> [DIRECTIONS FOR THIS TASK] Repeat the entries that follow verbatim, without any of their pictures.

----- EXTRACTED ENTRIES -----

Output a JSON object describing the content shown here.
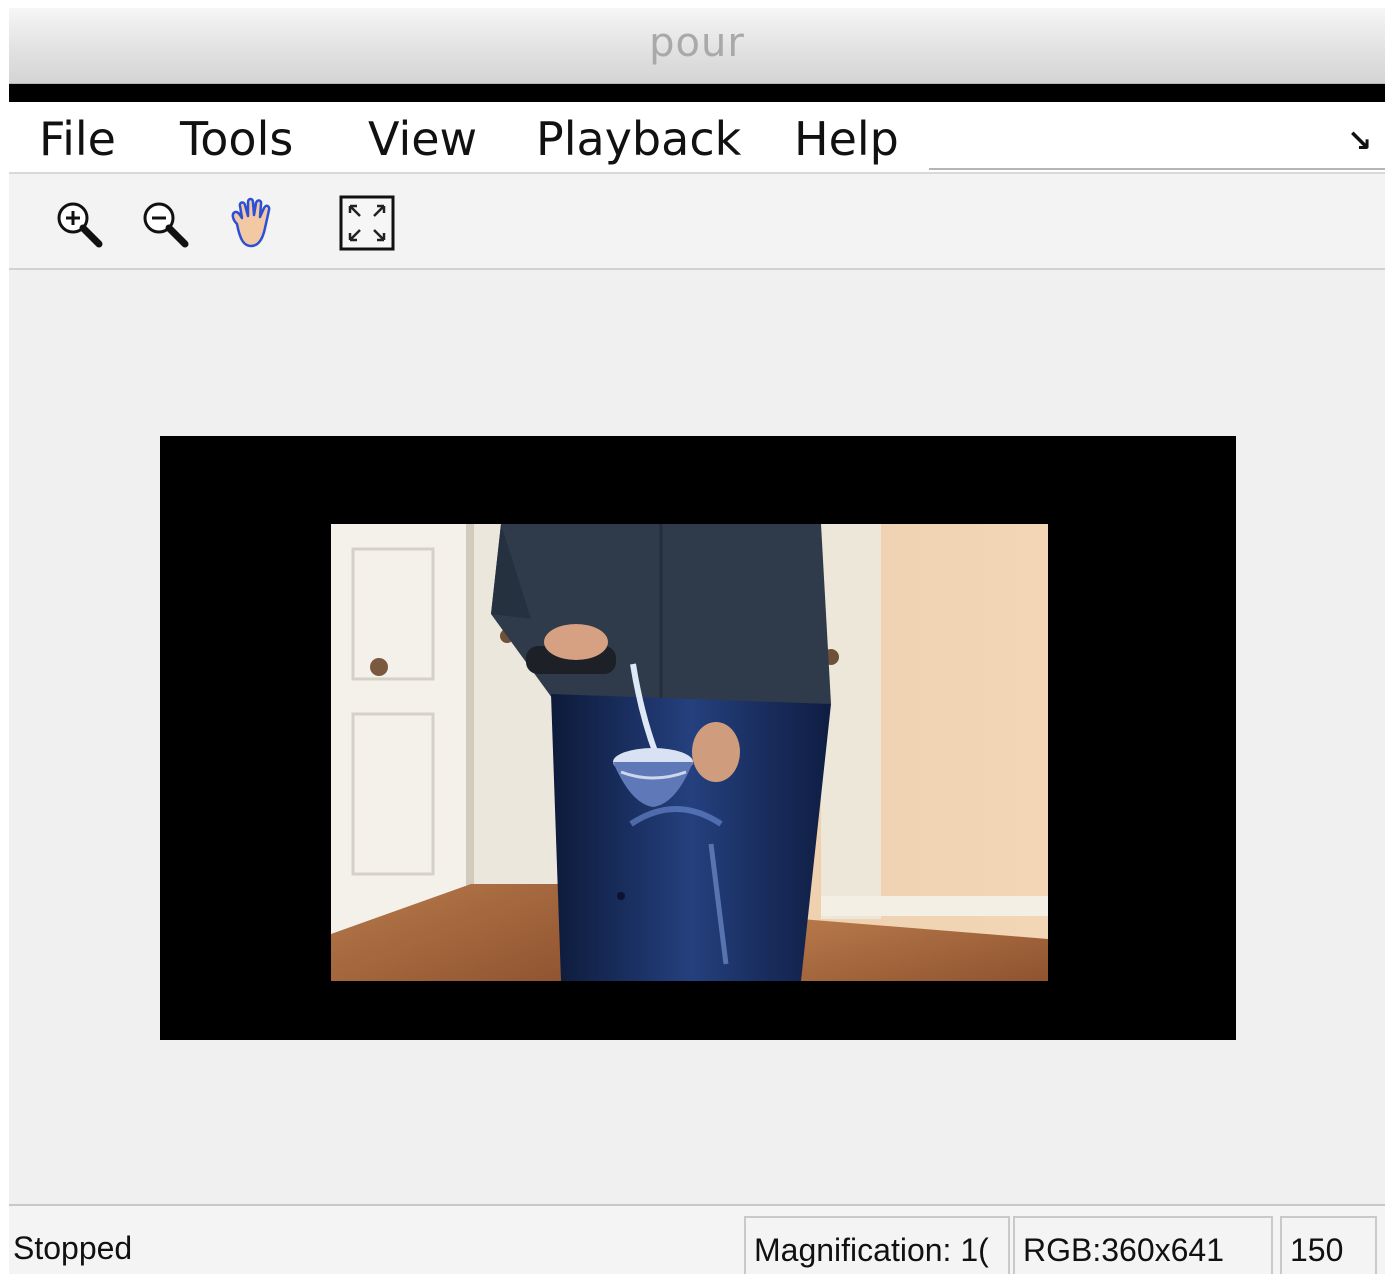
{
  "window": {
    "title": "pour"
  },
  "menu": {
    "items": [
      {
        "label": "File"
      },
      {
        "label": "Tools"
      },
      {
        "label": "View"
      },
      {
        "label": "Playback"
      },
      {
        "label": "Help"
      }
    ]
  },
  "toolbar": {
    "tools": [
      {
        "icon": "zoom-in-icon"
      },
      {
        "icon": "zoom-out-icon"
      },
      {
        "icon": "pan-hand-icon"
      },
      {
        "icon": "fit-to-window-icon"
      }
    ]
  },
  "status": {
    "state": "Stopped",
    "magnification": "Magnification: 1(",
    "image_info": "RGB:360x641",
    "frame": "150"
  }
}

-----

> [COMPLETE ANSWER]
Output a JSON object describing the content shown here.
{
  "window": {
    "title": "pour"
  },
  "menu": {
    "items": [
      {
        "label": "File"
      },
      {
        "label": "Tools"
      },
      {
        "label": "View"
      },
      {
        "label": "Playback"
      },
      {
        "label": "Help"
      }
    ]
  },
  "toolbar": {
    "tools": [
      {
        "icon": "zoom-in-icon"
      },
      {
        "icon": "zoom-out-icon"
      },
      {
        "icon": "pan-hand-icon"
      },
      {
        "icon": "fit-to-window-icon"
      }
    ]
  },
  "status": {
    "state": "Stopped",
    "magnification": "Magnification: 1(",
    "image_info": "RGB:360x641",
    "frame": "150"
  }
}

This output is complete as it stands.